● SET EXERCISE
Work through the data line by line, gathering every line that has the word "from".

════════════════

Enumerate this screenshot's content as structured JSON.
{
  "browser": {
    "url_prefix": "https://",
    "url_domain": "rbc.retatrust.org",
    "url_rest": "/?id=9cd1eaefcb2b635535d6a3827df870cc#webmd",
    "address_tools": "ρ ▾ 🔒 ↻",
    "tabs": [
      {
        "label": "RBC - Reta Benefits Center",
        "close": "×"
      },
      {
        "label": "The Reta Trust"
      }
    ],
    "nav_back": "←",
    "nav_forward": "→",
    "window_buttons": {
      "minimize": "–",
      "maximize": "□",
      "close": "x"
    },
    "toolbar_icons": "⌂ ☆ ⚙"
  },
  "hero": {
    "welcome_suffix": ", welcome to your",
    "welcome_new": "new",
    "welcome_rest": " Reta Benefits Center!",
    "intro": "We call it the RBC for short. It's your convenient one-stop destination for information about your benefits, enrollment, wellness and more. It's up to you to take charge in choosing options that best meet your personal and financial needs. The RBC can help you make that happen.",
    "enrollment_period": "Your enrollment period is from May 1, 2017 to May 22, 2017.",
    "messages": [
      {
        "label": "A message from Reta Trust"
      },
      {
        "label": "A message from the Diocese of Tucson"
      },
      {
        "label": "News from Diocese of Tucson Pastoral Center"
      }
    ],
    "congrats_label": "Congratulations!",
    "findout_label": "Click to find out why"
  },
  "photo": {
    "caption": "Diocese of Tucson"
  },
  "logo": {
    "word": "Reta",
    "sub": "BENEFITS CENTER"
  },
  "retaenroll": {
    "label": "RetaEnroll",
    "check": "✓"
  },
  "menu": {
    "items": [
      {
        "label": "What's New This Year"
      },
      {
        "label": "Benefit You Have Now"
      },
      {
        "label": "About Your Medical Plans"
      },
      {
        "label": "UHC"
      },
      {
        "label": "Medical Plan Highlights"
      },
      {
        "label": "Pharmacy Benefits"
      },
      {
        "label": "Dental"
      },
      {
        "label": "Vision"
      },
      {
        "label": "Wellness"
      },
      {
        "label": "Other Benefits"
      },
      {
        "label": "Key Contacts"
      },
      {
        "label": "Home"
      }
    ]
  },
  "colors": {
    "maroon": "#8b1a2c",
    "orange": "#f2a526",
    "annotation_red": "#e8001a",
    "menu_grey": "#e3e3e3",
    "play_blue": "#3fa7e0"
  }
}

════════════════

● CORRECT RESULT
    "enrollment_period": "Your enrollment period is from May 1, 2017 to May 22, 2017.",
        "label": "A message from Reta Trust"
        "label": "A message from the Diocese of Tucson"
        "label": "News from Diocese of Tucson Pastoral Center"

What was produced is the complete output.